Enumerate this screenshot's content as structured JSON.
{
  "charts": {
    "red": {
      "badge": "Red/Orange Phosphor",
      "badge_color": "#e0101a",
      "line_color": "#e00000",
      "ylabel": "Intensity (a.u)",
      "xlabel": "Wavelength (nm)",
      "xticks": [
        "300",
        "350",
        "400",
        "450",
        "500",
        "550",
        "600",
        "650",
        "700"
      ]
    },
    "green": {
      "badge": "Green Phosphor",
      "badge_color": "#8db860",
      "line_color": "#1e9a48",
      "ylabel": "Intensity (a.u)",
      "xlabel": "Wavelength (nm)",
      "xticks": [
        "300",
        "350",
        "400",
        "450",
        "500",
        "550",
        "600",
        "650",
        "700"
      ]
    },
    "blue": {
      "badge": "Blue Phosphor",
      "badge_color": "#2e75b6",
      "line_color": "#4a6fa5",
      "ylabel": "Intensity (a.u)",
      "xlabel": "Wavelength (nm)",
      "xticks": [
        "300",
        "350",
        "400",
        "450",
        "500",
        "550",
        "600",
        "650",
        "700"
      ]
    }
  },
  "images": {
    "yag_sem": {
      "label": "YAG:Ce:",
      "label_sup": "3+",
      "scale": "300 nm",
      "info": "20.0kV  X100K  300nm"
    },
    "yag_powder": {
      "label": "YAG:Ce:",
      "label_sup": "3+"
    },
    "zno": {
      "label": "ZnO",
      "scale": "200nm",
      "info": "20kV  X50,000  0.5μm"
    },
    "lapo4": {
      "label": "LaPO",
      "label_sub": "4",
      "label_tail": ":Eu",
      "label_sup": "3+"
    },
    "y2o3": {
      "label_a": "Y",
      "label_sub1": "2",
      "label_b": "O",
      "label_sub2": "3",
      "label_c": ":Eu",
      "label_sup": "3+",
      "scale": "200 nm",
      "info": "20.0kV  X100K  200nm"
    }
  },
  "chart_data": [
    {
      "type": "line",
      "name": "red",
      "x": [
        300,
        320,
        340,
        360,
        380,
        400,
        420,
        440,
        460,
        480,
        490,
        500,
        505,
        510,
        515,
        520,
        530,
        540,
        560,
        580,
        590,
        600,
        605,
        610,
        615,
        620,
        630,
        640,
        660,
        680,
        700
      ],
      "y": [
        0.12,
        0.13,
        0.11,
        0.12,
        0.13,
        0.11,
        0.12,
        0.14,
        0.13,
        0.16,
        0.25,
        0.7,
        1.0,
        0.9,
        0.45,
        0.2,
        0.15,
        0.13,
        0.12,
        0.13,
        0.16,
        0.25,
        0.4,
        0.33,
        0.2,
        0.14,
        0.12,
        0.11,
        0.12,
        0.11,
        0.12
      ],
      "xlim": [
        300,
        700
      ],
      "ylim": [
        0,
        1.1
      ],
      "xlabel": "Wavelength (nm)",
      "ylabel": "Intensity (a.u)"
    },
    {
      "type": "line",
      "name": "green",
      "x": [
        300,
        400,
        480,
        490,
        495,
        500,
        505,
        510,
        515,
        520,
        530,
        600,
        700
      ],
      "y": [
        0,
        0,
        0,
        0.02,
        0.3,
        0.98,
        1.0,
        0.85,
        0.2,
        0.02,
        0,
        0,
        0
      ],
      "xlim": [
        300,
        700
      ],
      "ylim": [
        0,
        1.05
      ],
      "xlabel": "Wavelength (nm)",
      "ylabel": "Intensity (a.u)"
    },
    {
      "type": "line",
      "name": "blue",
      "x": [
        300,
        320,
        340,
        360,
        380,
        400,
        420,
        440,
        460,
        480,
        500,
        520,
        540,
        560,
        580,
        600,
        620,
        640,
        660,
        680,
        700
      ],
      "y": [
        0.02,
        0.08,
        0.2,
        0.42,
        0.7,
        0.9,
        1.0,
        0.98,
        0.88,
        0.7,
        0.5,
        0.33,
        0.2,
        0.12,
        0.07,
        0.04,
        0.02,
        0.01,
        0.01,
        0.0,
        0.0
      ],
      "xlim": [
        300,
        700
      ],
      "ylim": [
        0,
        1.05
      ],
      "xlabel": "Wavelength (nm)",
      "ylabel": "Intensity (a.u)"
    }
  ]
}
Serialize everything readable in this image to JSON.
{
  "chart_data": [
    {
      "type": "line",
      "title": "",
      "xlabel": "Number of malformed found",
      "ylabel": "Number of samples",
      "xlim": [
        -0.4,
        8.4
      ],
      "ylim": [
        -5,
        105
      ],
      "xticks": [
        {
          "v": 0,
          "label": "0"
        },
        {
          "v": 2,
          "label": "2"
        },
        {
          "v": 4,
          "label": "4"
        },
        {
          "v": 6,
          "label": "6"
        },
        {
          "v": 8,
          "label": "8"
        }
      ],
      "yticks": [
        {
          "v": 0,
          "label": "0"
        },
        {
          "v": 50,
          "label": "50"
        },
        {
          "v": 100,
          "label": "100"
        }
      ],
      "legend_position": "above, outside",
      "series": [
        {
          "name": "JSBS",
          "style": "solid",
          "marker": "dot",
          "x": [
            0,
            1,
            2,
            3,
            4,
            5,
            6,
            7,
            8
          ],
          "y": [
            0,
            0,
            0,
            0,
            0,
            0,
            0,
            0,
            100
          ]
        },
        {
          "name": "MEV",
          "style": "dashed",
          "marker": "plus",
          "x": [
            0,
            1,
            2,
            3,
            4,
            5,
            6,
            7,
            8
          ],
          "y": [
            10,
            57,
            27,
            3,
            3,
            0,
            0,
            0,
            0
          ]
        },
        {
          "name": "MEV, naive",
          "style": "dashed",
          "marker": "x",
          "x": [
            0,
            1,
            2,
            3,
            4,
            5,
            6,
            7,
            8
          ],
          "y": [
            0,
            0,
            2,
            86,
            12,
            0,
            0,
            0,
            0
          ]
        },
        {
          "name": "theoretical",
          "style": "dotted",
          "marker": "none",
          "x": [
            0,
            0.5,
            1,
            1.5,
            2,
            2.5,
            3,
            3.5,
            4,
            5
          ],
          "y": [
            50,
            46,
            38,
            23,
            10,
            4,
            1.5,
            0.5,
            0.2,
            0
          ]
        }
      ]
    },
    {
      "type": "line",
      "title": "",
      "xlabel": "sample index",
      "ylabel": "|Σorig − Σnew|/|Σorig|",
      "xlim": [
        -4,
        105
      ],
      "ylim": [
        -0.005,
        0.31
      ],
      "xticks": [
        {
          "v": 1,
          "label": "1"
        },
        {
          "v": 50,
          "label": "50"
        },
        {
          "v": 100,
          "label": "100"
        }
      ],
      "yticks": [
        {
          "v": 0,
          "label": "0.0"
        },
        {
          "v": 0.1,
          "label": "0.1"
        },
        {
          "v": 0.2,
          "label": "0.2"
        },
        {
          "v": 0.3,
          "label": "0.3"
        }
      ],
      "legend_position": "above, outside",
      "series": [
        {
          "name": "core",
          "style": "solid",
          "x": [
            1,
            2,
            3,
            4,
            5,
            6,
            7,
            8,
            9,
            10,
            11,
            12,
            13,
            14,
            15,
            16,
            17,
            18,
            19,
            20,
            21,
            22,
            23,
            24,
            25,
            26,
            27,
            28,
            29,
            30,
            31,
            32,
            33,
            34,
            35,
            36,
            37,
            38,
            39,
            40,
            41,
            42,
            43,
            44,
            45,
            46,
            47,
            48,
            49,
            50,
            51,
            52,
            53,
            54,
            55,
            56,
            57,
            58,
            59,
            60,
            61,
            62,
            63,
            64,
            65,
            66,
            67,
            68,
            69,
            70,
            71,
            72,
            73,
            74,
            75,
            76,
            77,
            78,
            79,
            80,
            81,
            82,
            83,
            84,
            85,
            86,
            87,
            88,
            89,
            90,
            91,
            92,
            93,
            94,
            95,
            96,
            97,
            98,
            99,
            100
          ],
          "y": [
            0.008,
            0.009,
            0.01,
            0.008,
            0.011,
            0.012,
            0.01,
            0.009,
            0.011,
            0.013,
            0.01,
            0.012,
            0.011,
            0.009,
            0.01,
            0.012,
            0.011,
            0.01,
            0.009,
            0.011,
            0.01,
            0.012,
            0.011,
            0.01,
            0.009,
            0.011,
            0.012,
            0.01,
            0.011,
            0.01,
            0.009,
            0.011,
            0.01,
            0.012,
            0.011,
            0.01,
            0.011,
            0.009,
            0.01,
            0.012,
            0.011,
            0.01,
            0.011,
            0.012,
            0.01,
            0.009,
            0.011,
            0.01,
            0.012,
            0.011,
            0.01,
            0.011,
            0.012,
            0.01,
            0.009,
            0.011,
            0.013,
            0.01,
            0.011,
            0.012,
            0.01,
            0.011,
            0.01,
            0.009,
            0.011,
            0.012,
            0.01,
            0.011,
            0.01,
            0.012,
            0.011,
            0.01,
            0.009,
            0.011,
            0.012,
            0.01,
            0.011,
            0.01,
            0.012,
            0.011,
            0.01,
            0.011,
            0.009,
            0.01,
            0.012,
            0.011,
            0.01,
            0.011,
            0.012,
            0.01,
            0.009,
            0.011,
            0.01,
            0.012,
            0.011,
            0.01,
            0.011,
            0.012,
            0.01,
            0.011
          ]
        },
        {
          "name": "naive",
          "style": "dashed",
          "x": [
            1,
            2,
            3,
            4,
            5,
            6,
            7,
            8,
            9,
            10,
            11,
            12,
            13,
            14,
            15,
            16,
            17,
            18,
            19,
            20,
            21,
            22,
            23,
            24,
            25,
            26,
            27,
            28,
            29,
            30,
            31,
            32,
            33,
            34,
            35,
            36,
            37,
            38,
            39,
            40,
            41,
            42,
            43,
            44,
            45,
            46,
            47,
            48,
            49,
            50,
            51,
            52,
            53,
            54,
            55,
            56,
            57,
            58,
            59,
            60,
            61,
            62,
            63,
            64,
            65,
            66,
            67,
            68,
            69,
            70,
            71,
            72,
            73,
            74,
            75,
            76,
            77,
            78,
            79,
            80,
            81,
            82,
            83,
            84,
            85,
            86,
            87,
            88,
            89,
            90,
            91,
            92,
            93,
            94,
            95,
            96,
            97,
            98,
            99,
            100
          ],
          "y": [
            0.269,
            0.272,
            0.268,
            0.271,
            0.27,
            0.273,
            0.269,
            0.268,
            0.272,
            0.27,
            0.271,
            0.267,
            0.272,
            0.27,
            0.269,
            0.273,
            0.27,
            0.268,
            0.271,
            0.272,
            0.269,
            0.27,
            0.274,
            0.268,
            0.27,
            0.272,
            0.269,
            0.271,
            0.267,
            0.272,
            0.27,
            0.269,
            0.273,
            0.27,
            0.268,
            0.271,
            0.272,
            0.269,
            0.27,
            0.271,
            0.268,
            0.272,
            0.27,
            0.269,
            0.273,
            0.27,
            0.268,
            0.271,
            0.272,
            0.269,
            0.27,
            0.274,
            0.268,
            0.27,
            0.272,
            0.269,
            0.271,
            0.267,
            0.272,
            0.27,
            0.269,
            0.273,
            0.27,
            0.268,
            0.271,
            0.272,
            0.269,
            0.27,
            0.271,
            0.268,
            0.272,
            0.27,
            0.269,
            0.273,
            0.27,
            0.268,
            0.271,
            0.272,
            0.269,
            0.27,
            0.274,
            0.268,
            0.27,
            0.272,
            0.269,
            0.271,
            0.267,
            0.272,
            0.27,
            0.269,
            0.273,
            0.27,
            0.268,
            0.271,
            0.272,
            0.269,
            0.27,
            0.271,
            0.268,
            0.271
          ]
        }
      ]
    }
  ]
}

# Request:
Copy out all lines that carry the word "marker".

# Exercise solution:
          "marker": "dot",
          "marker": "plus",
          "marker": "x",
          "marker": "none",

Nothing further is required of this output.